Problem statement |
Go through the listing below and gather every line with the word "реквизит".
Start
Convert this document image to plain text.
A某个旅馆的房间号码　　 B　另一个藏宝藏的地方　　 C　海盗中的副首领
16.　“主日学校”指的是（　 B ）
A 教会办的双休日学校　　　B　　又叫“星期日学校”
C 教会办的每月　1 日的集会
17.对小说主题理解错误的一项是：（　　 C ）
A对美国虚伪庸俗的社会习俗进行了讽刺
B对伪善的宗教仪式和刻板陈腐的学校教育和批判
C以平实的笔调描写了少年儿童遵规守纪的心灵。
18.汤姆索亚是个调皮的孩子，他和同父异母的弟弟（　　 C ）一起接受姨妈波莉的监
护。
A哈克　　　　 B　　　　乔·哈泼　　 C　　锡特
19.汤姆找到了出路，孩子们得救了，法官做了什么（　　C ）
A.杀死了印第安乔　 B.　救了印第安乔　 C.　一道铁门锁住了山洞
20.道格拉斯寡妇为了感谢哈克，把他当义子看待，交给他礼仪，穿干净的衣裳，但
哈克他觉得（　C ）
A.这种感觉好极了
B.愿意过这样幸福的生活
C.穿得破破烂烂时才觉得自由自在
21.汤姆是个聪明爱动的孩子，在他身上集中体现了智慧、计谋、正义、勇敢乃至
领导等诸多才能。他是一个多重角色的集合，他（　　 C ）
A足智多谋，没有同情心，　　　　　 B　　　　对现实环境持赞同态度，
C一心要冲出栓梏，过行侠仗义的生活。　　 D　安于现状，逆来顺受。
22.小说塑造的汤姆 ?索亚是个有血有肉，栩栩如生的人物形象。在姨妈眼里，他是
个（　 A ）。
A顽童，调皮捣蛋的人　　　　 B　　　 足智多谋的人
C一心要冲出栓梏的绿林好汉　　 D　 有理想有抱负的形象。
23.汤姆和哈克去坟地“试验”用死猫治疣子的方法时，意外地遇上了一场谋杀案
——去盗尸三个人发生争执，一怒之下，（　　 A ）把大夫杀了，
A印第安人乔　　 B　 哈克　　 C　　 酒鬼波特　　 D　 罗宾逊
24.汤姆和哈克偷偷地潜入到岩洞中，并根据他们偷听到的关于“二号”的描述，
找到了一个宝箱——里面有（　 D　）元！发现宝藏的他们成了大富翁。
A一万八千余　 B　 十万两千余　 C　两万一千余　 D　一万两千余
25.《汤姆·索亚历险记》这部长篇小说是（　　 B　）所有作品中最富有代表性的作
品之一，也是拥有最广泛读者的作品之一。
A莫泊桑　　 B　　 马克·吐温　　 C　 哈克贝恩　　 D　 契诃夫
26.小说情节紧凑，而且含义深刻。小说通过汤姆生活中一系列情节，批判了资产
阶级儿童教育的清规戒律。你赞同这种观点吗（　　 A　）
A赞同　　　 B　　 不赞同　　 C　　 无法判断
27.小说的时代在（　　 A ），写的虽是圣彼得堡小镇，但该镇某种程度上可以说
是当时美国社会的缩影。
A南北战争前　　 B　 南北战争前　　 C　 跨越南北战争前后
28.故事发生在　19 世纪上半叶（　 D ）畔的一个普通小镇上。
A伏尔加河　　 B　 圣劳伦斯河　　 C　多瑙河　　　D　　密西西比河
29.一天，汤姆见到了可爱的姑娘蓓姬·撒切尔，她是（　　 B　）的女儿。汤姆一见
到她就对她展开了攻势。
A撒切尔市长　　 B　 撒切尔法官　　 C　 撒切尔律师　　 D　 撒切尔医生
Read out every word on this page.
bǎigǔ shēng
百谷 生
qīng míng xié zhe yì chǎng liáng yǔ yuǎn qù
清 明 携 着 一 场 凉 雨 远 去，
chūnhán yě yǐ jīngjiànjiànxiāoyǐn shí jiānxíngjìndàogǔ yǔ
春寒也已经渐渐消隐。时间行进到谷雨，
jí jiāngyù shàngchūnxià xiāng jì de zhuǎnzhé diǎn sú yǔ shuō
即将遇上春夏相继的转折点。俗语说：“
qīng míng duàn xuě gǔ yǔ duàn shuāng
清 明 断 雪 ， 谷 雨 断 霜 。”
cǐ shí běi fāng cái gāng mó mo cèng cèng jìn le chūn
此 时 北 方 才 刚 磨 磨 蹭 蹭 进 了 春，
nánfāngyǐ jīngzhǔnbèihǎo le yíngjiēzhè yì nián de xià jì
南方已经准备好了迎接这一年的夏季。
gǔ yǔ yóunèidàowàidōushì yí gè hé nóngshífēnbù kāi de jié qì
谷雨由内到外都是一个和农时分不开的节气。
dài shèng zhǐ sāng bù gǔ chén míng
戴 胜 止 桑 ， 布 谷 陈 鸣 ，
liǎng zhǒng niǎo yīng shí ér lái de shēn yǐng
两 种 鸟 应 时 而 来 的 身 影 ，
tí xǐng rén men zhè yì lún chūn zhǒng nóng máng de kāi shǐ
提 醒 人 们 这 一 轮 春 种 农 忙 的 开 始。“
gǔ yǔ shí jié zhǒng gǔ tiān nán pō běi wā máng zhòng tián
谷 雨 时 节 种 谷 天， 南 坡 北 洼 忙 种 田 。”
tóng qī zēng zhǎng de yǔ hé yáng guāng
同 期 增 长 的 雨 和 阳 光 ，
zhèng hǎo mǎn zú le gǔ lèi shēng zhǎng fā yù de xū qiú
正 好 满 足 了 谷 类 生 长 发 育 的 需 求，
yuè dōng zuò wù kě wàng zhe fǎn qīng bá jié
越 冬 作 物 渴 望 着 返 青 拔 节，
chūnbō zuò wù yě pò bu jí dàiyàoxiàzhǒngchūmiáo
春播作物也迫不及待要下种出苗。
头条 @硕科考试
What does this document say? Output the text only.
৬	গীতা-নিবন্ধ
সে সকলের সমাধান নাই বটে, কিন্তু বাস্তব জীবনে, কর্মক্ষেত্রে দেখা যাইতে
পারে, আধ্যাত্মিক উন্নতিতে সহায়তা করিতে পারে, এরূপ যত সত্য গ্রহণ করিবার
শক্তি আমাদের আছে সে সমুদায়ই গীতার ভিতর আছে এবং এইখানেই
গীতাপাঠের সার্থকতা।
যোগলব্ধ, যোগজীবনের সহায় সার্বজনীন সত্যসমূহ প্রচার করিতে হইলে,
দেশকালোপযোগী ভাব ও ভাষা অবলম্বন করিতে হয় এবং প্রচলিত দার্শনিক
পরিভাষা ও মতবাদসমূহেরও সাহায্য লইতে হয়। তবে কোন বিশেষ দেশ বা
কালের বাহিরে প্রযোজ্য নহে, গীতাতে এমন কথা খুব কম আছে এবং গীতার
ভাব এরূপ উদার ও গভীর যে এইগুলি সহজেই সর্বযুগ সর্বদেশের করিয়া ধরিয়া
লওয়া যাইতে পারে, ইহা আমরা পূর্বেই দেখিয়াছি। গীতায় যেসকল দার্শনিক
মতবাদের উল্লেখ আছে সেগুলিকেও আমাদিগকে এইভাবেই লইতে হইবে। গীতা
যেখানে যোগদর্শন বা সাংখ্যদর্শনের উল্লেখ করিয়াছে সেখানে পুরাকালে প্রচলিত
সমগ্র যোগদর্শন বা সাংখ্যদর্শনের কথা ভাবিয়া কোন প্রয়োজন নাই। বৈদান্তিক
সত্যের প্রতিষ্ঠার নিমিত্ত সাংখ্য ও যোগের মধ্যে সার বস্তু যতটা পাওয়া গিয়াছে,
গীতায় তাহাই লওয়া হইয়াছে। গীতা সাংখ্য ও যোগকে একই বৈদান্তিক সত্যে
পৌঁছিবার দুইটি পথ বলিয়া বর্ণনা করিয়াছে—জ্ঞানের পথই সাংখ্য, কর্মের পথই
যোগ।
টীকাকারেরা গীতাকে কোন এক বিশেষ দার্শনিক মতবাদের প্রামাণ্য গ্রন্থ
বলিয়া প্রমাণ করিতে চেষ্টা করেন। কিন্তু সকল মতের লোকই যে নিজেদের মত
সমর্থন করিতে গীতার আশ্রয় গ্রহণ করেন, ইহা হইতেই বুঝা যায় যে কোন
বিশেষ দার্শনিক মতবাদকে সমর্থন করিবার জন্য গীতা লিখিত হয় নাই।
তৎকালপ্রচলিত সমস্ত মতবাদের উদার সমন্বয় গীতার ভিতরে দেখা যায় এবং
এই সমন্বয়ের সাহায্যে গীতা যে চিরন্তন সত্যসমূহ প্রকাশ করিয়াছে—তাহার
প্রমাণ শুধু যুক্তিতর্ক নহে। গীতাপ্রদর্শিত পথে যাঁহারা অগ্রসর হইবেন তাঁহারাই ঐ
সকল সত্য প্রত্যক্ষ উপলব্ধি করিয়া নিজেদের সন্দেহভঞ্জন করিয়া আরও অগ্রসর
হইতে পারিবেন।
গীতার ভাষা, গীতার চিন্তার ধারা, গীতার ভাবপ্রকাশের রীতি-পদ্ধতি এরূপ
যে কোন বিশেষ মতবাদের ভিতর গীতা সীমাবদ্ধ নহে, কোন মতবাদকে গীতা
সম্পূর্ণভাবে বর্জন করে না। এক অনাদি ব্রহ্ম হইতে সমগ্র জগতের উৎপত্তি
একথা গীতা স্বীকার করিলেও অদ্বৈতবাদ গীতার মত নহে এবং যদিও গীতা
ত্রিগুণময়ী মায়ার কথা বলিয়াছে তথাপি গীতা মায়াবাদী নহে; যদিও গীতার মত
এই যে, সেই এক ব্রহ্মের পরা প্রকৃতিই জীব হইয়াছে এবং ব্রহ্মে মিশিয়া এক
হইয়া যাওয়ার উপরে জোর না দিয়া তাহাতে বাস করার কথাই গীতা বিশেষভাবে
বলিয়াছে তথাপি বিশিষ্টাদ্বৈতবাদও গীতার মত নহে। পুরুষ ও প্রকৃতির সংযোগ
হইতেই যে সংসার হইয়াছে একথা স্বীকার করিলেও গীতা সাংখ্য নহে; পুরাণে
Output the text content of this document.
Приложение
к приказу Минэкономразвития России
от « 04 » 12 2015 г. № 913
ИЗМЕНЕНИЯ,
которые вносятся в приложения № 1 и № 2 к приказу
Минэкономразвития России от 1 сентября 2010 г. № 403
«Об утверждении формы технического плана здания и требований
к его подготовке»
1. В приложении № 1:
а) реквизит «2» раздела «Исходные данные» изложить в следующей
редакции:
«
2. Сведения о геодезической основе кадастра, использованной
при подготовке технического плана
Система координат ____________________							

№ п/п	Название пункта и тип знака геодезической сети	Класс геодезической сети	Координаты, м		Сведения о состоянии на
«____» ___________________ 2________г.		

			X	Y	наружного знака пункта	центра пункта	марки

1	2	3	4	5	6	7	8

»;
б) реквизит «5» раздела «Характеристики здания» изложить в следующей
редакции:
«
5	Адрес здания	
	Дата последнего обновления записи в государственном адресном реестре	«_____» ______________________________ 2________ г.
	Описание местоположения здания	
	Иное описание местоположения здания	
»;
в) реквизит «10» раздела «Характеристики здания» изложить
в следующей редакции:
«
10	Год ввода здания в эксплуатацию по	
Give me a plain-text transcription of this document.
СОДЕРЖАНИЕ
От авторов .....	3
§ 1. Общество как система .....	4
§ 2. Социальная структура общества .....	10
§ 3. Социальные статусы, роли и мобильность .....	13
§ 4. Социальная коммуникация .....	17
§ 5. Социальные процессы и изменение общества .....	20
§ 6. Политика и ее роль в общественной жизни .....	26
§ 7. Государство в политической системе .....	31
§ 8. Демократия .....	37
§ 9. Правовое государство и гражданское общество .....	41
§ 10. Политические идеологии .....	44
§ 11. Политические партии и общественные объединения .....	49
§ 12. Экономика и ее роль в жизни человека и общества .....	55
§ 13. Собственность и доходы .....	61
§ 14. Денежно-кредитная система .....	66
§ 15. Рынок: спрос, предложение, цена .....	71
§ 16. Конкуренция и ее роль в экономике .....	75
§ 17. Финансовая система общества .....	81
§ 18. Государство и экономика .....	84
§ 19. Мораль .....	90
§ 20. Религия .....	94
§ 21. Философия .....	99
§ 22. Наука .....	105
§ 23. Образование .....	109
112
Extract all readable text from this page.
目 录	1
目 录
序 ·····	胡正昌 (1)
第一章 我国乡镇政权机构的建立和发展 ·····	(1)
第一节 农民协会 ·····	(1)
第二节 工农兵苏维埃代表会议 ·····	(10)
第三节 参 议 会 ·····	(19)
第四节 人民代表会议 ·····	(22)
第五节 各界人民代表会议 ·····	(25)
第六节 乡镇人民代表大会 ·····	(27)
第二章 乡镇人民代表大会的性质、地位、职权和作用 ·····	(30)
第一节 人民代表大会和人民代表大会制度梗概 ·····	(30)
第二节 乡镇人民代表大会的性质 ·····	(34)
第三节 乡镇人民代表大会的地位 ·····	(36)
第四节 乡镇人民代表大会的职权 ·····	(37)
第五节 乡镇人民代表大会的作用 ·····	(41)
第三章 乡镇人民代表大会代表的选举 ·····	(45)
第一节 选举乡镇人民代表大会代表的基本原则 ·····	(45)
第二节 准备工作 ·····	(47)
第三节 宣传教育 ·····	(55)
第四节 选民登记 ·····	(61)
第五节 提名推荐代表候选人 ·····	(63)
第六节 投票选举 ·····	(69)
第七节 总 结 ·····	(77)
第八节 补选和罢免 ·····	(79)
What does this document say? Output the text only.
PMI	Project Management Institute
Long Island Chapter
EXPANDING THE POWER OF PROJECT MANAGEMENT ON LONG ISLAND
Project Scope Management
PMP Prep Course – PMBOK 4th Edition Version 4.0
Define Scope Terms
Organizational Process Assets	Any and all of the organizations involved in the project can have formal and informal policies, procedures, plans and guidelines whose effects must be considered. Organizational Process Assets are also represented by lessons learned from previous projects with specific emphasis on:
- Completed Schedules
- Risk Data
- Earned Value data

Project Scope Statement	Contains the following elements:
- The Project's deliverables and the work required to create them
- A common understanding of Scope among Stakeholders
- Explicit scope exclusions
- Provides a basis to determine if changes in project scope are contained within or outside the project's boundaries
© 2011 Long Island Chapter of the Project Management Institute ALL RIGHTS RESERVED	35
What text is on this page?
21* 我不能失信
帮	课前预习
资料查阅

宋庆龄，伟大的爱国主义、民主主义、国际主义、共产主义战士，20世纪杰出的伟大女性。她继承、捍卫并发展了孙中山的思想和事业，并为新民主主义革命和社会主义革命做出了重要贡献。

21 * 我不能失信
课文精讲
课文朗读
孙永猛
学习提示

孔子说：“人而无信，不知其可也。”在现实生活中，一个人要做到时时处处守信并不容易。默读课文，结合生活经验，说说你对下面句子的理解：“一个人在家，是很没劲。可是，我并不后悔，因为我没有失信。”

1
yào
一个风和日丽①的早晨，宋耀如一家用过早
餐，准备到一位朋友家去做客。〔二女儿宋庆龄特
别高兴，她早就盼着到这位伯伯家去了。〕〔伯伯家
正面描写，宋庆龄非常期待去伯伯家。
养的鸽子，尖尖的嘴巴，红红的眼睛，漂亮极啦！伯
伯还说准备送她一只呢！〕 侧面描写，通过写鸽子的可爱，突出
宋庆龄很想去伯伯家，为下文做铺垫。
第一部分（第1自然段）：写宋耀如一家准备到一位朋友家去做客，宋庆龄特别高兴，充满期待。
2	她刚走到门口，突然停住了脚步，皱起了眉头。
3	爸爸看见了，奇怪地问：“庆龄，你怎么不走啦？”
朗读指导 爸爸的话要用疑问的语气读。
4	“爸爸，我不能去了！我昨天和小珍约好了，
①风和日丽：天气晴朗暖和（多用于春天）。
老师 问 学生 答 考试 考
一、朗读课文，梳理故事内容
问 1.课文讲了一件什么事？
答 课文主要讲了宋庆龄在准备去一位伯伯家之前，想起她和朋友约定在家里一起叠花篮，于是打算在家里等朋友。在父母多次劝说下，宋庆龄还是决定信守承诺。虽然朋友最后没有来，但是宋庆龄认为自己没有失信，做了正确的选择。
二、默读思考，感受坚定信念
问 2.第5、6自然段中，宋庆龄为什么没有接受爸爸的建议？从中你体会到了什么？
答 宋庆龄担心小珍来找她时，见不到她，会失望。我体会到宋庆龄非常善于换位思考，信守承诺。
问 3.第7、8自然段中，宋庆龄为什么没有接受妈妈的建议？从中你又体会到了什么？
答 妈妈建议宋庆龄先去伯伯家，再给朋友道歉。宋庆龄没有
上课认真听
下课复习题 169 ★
End
Output |
а) реквизит «2» раздела «Исходные данные» изложить в следующей
б) реквизит «5» раздела «Характеристики здания» изложить в следующей
в) реквизит «10» раздела «Характеристики здания» изложить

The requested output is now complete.